## WHAT TO WORK ON
Copy all of the material below exactly.

■ ■ ■

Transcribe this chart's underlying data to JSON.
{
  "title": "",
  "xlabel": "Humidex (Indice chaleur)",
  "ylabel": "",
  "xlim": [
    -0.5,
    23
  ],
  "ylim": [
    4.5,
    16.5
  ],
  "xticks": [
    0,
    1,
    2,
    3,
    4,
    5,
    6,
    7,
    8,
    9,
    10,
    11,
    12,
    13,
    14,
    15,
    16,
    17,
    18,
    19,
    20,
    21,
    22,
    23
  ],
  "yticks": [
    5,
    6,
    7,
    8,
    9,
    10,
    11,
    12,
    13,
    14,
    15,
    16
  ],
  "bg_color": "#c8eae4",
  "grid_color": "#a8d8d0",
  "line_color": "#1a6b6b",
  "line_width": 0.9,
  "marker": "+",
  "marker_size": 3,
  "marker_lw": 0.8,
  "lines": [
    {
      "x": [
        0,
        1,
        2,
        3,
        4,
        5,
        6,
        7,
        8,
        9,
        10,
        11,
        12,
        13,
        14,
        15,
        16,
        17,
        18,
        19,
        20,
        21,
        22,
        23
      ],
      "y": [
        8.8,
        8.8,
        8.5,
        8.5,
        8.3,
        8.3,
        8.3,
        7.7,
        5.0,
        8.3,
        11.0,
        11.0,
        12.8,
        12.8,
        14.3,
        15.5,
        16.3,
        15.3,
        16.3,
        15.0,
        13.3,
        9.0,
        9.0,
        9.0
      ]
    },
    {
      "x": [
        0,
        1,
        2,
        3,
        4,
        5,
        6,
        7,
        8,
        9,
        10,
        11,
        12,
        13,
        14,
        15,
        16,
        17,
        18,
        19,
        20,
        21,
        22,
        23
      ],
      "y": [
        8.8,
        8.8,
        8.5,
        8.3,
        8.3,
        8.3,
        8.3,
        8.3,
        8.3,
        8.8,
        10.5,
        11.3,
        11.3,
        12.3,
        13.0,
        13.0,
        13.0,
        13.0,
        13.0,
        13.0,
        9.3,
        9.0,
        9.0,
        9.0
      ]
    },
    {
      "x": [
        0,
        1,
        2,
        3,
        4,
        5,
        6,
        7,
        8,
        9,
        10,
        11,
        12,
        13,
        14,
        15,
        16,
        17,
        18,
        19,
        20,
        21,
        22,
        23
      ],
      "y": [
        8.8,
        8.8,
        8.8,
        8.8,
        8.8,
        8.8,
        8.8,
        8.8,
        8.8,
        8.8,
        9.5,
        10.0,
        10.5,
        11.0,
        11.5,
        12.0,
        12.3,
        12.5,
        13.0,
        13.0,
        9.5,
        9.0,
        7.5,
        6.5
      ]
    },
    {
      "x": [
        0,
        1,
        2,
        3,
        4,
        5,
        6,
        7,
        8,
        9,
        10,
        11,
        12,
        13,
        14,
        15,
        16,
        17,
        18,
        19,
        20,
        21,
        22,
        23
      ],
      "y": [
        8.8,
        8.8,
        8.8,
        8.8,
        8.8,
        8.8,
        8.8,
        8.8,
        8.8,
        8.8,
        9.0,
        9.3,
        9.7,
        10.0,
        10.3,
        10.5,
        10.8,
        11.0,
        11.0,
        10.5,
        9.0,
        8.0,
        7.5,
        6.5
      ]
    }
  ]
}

■ ■ ■

## WRITTEN ANSWER
Transcribe this chart's underlying data to JSON.
{
  "title": "",
  "xlabel": "Humidex (Indice chaleur)",
  "ylabel": "",
  "xlim": [
    -0.5,
    23
  ],
  "ylim": [
    4.5,
    16.5
  ],
  "xticks": [
    0,
    1,
    2,
    3,
    4,
    5,
    6,
    7,
    8,
    9,
    10,
    11,
    12,
    13,
    14,
    15,
    16,
    17,
    18,
    19,
    20,
    21,
    22,
    23
  ],
  "yticks": [
    5,
    6,
    7,
    8,
    9,
    10,
    11,
    12,
    13,
    14,
    15,
    16
  ],
  "bg_color": "#c8eae4",
  "grid_color": "#a8d8d0",
  "line_color": "#1a6b6b",
  "line_width": 0.9,
  "marker": "+",
  "marker_size": 3,
  "marker_lw": 0.8,
  "lines": [
    {
      "x": [
        0,
        1,
        2,
        3,
        4,
        5,
        6,
        7,
        8,
        9,
        10,
        11,
        12,
        13,
        14,
        15,
        16,
        17,
        18,
        19,
        20,
        21,
        22,
        23
      ],
      "y": [
        8.8,
        8.8,
        8.5,
        8.5,
        8.3,
        8.3,
        8.3,
        7.7,
        5.0,
        8.3,
        11.0,
        11.0,
        12.8,
        12.8,
        14.3,
        15.5,
        16.3,
        15.3,
        16.3,
        15.0,
        13.3,
        9.0,
        9.0,
        9.0
      ]
    },
    {
      "x": [
        0,
        1,
        2,
        3,
        4,
        5,
        6,
        7,
        8,
        9,
        10,
        11,
        12,
        13,
        14,
        15,
        16,
        17,
        18,
        19,
        20,
        21,
        22,
        23
      ],
      "y": [
        8.8,
        8.8,
        8.5,
        8.3,
        8.3,
        8.3,
        8.3,
        8.3,
        8.3,
        8.8,
        10.5,
        11.3,
        11.3,
        12.3,
        13.0,
        13.0,
        13.0,
        13.0,
        13.0,
        13.0,
        9.3,
        9.0,
        9.0,
        9.0
      ]
    },
    {
      "x": [
        0,
        1,
        2,
        3,
        4,
        5,
        6,
        7,
        8,
        9,
        10,
        11,
        12,
        13,
        14,
        15,
        16,
        17,
        18,
        19,
        20,
        21,
        22,
        23
      ],
      "y": [
        8.8,
        8.8,
        8.8,
        8.8,
        8.8,
        8.8,
        8.8,
        8.8,
        8.8,
        8.8,
        9.5,
        10.0,
        10.5,
        11.0,
        11.5,
        12.0,
        12.3,
        12.5,
        13.0,
        13.0,
        9.5,
        9.0,
        7.5,
        6.5
      ]
    },
    {
      "x": [
        0,
        1,
        2,
        3,
        4,
        5,
        6,
        7,
        8,
        9,
        10,
        11,
        12,
        13,
        14,
        15,
        16,
        17,
        18,
        19,
        20,
        21,
        22,
        23
      ],
      "y": [
        8.8,
        8.8,
        8.8,
        8.8,
        8.8,
        8.8,
        8.8,
        8.8,
        8.8,
        8.8,
        9.0,
        9.3,
        9.7,
        10.0,
        10.3,
        10.5,
        10.8,
        11.0,
        11.0,
        10.5,
        9.0,
        8.0,
        7.5,
        6.5
      ]
    }
  ]
}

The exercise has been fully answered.